> _Direction_
In the entries, find all lines that hold the word "stock" and copy them.

··· Data to use ···

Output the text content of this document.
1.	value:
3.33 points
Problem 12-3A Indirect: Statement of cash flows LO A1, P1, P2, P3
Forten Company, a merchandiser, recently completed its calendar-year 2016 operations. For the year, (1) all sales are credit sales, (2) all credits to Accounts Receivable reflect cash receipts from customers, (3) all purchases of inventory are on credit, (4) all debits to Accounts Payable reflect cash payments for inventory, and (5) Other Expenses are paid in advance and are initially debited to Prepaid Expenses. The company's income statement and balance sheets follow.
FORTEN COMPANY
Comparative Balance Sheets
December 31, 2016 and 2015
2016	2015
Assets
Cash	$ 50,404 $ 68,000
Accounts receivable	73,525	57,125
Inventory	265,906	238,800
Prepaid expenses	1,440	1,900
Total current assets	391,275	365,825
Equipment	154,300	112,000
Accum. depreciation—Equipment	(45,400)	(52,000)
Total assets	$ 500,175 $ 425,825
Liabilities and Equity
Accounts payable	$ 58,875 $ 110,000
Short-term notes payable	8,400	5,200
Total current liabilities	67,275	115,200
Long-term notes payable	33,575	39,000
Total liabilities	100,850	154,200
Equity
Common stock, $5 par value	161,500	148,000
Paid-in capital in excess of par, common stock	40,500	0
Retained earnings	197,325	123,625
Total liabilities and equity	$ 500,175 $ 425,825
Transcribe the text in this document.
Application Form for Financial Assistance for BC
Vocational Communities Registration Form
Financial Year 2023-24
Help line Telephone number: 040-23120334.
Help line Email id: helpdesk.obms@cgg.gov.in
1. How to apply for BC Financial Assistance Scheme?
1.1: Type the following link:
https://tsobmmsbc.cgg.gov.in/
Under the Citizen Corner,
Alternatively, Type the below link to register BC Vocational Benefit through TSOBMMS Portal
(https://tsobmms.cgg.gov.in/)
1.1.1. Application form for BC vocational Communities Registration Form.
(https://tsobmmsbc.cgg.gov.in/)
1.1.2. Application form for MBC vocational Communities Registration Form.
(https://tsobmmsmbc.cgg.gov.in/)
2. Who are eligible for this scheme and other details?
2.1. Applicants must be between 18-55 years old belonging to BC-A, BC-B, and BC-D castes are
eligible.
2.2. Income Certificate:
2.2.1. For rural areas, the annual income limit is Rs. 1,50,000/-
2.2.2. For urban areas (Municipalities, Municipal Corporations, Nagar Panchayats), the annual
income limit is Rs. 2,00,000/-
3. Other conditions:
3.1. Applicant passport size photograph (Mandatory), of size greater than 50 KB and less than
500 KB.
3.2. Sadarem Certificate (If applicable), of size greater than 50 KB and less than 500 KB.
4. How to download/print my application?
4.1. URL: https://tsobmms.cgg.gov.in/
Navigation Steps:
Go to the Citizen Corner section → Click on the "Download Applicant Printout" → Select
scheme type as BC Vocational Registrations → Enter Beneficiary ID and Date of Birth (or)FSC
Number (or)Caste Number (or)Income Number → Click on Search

···
··· Data to use ···

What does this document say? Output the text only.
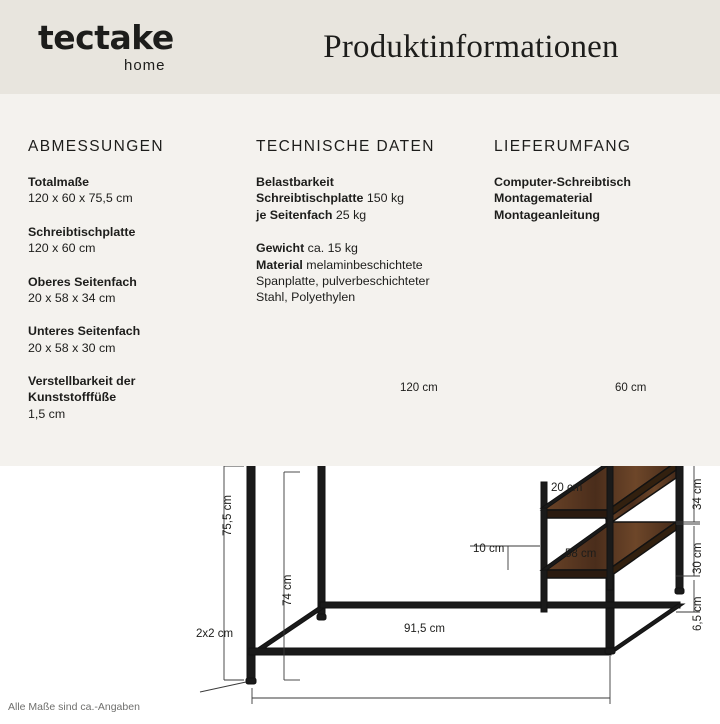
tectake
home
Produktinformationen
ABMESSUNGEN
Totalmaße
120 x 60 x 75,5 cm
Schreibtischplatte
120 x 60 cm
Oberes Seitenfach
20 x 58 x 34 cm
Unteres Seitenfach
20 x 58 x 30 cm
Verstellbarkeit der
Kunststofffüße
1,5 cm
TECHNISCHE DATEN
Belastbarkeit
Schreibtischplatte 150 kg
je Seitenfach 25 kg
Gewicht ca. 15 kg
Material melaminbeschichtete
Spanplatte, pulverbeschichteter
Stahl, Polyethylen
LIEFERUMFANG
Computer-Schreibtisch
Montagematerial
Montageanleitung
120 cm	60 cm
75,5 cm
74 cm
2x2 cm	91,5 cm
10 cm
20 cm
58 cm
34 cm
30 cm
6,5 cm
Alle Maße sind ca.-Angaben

···
··· Data to use ···

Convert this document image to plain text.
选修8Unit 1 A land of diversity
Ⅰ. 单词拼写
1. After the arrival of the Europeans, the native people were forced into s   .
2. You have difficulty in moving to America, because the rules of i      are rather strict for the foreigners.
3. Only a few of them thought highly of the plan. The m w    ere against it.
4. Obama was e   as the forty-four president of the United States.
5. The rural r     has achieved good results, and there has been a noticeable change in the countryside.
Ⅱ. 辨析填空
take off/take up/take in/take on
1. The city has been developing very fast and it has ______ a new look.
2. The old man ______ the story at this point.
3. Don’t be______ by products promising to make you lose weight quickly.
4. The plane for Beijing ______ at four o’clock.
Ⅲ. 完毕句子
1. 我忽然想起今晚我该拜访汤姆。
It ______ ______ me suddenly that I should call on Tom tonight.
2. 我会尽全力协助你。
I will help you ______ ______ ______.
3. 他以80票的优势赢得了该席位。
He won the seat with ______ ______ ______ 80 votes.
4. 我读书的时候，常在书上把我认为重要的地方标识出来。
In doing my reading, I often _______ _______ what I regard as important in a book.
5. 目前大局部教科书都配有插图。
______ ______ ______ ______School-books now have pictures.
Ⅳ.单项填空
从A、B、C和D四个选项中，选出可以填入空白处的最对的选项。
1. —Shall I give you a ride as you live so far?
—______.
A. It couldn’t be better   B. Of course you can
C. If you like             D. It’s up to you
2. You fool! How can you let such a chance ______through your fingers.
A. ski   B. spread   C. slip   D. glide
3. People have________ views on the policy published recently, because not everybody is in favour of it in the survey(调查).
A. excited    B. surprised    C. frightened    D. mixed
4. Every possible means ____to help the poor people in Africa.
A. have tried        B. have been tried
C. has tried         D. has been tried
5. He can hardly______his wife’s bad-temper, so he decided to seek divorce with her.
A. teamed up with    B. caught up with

···

> _Response to this task_
Common stock, $5 par value	161,500	148,000
Paid-in capital in excess of par, common stock	40,500	0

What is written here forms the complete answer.